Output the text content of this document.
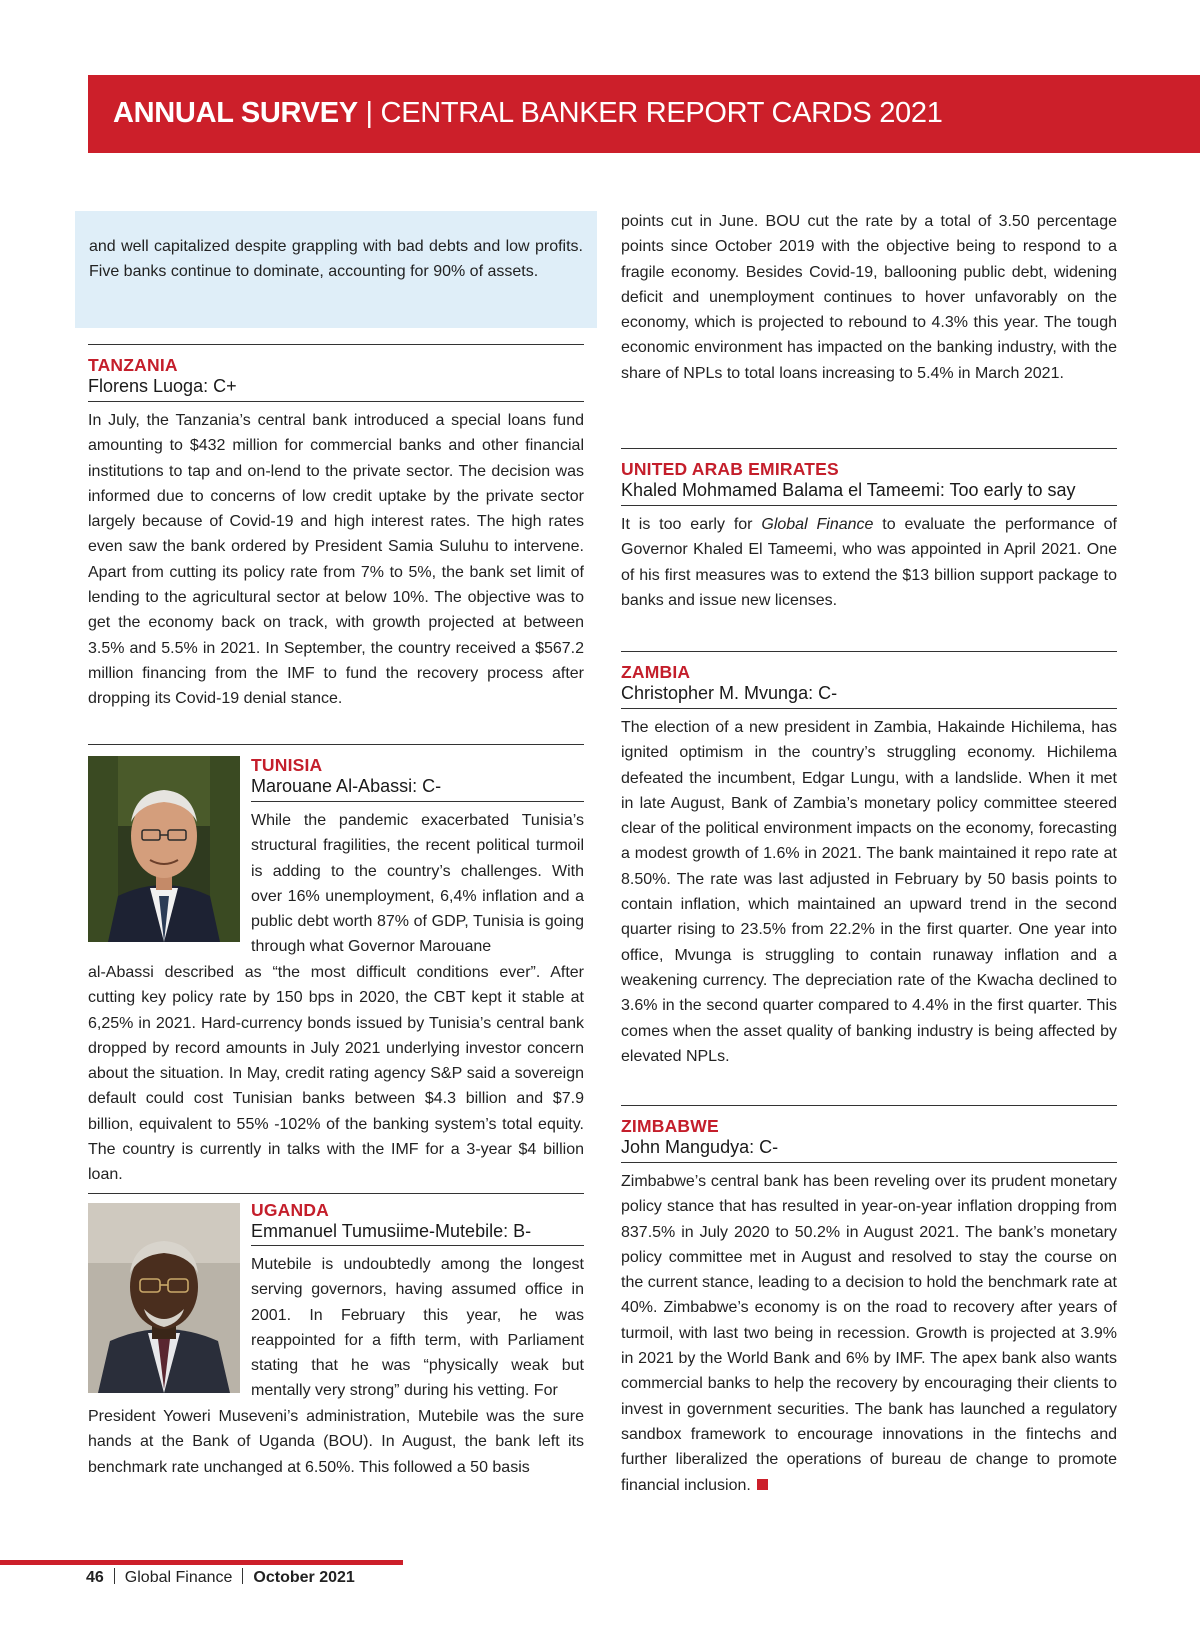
ANNUAL SURVEY | CENTRAL BANKER REPORT CARDS 2021
and well capitalized despite grappling with bad debts and low profits. Five banks continue to dominate, accounting for 90% of assets.
TANZANIA
Florens Luoga: C+
In July, the Tanzania’s central bank introduced a special loans fund amounting to $432 million for commercial banks and other financial institutions to tap and on-lend to the private sector. The decision was informed due to concerns of low credit uptake by the private sector largely because of Covid-19 and high interest rates. The high rates even saw the bank ordered by President Samia Suluhu to intervene. Apart from cutting its policy rate from 7% to 5%, the bank set limit of lending to the agricultural sector at below 10%. The objective was to get the economy back on track, with growth projected at between 3.5% and 5.5% in 2021. In September, the country received a $567.2 million financing from the IMF to fund the recovery process after dropping its Covid-19 denial stance.
TUNISIA
Marouane Al-Abassi: C-
While the pandemic exacerbated Tunisia’s structural fragilities, the recent political turmoil is adding to the country’s challenges. With over 16% unemployment, 6,4% inflation and a public debt worth 87% of GDP, Tunisia is going through what Governor Marouane
al-Abassi described as “the most difficult conditions ever”. After cutting key policy rate by 150 bps in 2020, the CBT kept it stable at 6,25% in 2021. Hard-currency bonds issued by Tunisia’s central bank dropped by record amounts in July 2021 underlying investor concern about the situation. In May, credit rating agency S&P said a sovereign default could cost Tunisian banks between $4.3 billion and $7.9 billion, equivalent to 55% -102% of the banking system’s total equity. The country is currently in talks with the IMF for a 3-year $4 billion loan.
UGANDA
Emmanuel Tumusiime-Mutebile: B-
Mutebile is undoubtedly among the longest serving governors, having assumed office in 2001. In February this year, he was reappointed for a fifth term, with Parliament stating that he was “physically weak but mentally very strong” during his vetting. For
President Yoweri Museveni’s administration, Mutebile was the sure hands at the Bank of Uganda (BOU). In August, the bank left its benchmark rate unchanged at 6.50%. This followed a 50 basis
points cut in June. BOU cut the rate by a total of 3.50 percentage points since October 2019 with the objective being to respond to a fragile economy. Besides Covid-19, ballooning public debt, widening deficit and unemployment continues to hover unfavorably on the economy, which is projected to rebound to 4.3% this year. The tough economic environment has impacted on the banking industry, with the share of NPLs to total loans increasing to 5.4% in March 2021.
UNITED ARAB EMIRATES
Khaled Mohmamed Balama el Tameemi: Too early to say
It is too early for Global Finance to evaluate the performance of Governor Khaled El Tameemi, who was appointed in April 2021. One of his first measures was to extend the $13 billion support package to banks and issue new licenses.
ZAMBIA
Christopher M. Mvunga: C-
The election of a new president in Zambia, Hakainde Hichilema, has ignited optimism in the country’s struggling economy. Hichilema defeated the incumbent, Edgar Lungu, with a landslide. When it met in late August, Bank of Zambia’s monetary policy committee steered clear of the political environment impacts on the economy, forecasting a modest growth of 1.6% in 2021. The bank maintained it repo rate at 8.50%. The rate was last adjusted in February by 50 basis points to contain inflation, which maintained an upward trend in the second quarter rising to 23.5% from 22.2% in the first quarter. One year into office, Mvunga is struggling to contain runaway inflation and a weakening currency. The depreciation rate of the Kwacha declined to 3.6% in the second quarter compared to 4.4% in the first quarter. This comes when the asset quality of banking industry is being affected by elevated NPLs.
ZIMBABWE
John Mangudya: C-
Zimbabwe’s central bank has been reveling over its prudent monetary policy stance that has resulted in year-on-year inflation dropping from 837.5% in July 2020 to 50.2% in August 2021. The bank’s monetary policy committee met in August and resolved to stay the course on the current stance, leading to a decision to hold the benchmark rate at 40%. Zimbabwe’s economy is on the road to recovery after years of turmoil, with last two being in recession. Growth is projected at 3.9% in 2021 by the World Bank and 6% by IMF. The apex bank also wants commercial banks to help the recovery by encouraging their clients to invest in government securities. The bank has launched a regulatory sandbox framework to encourage innovations in the fintechs and further liberalized the operations of bureau de change to promote financial inclusion.
46 Global Finance October 2021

__Instructions for the task__
Repeat the entries exactly. Pictures are excluded from the copy.

__Answer to the exercise__
Output the text content of this document.
ANNUAL SURVEY | CENTRAL BANKER REPORT CARDS 2021
and well capitalized despite grappling with bad debts and low profits. Five banks continue to dominate, accounting for 90% of assets.
TANZANIA
Florens Luoga: C+
In July, the Tanzania’s central bank introduced a special loans fund amounting to $432 million for commercial banks and other financial institutions to tap and on-lend to the private sector. The decision was informed due to concerns of low credit uptake by the private sector largely because of Covid-19 and high interest rates. The high rates even saw the bank ordered by President Samia Suluhu to intervene. Apart from cutting its policy rate from 7% to 5%, the bank set limit of lending to the agricultural sector at below 10%. The objective was to get the economy back on track, with growth projected at between 3.5% and 5.5% in 2021. In September, the country received a $567.2 million financing from the IMF to fund the recovery process after dropping its Covid-19 denial stance.
TUNISIA
Marouane Al-Abassi: C-
While the pandemic exacerbated Tunisia’s structural fragilities, the recent political turmoil is adding to the country’s challenges. With over 16% unemployment, 6,4% inflation and a public debt worth 87% of GDP, Tunisia is going through what Governor Marouane
al-Abassi described as “the most difficult conditions ever”. After cutting key policy rate by 150 bps in 2020, the CBT kept it stable at 6,25% in 2021. Hard-currency bonds issued by Tunisia’s central bank dropped by record amounts in July 2021 underlying investor concern about the situation. In May, credit rating agency S&P said a sovereign default could cost Tunisian banks between $4.3 billion and $7.9 billion, equivalent to 55% -102% of the banking system’s total equity. The country is currently in talks with the IMF for a 3-year $4 billion loan.
UGANDA
Emmanuel Tumusiime-Mutebile: B-
Mutebile is undoubtedly among the longest serving governors, having assumed office in 2001. In February this year, he was reappointed for a fifth term, with Parliament stating that he was “physically weak but mentally very strong” during his vetting. For
President Yoweri Museveni’s administration, Mutebile was the sure hands at the Bank of Uganda (BOU). In August, the bank left its benchmark rate unchanged at 6.50%. This followed a 50 basis
points cut in June. BOU cut the rate by a total of 3.50 percentage points since October 2019 with the objective being to respond to a fragile economy. Besides Covid-19, ballooning public debt, widening deficit and unemployment continues to hover unfavorably on the economy, which is projected to rebound to 4.3% this year. The tough economic environment has impacted on the banking industry, with the share of NPLs to total loans increasing to 5.4% in March 2021.
UNITED ARAB EMIRATES
Khaled Mohmamed Balama el Tameemi: Too early to say
It is too early for Global Finance to evaluate the performance of Governor Khaled El Tameemi, who was appointed in April 2021. One of his first measures was to extend the $13 billion support package to banks and issue new licenses.
ZAMBIA
Christopher M. Mvunga: C-
The election of a new president in Zambia, Hakainde Hichilema, has ignited optimism in the country’s struggling economy. Hichilema defeated the incumbent, Edgar Lungu, with a landslide. When it met in late August, Bank of Zambia’s monetary policy committee steered clear of the political environment impacts on the economy, forecasting a modest growth of 1.6% in 2021. The bank maintained it repo rate at 8.50%. The rate was last adjusted in February by 50 basis points to contain inflation, which maintained an upward trend in the second quarter rising to 23.5% from 22.2% in the first quarter. One year into office, Mvunga is struggling to contain runaway inflation and a weakening currency. The depreciation rate of the Kwacha declined to 3.6% in the second quarter compared to 4.4% in the first quarter. This comes when the asset quality of banking industry is being affected by elevated NPLs.
ZIMBABWE
John Mangudya: C-
Zimbabwe’s central bank has been reveling over its prudent monetary policy stance that has resulted in year-on-year inflation dropping from 837.5% in July 2020 to 50.2% in August 2021. The bank’s monetary policy committee met in August and resolved to stay the course on the current stance, leading to a decision to hold the benchmark rate at 40%. Zimbabwe’s economy is on the road to recovery after years of turmoil, with last two being in recession. Growth is projected at 3.9% in 2021 by the World Bank and 6% by IMF. The apex bank also wants commercial banks to help the recovery by encouraging their clients to invest in government securities. The bank has launched a regulatory sandbox framework to encourage innovations in the fintechs and further liberalized the operations of bureau de change to promote financial inclusion.
46 Global Finance October 2021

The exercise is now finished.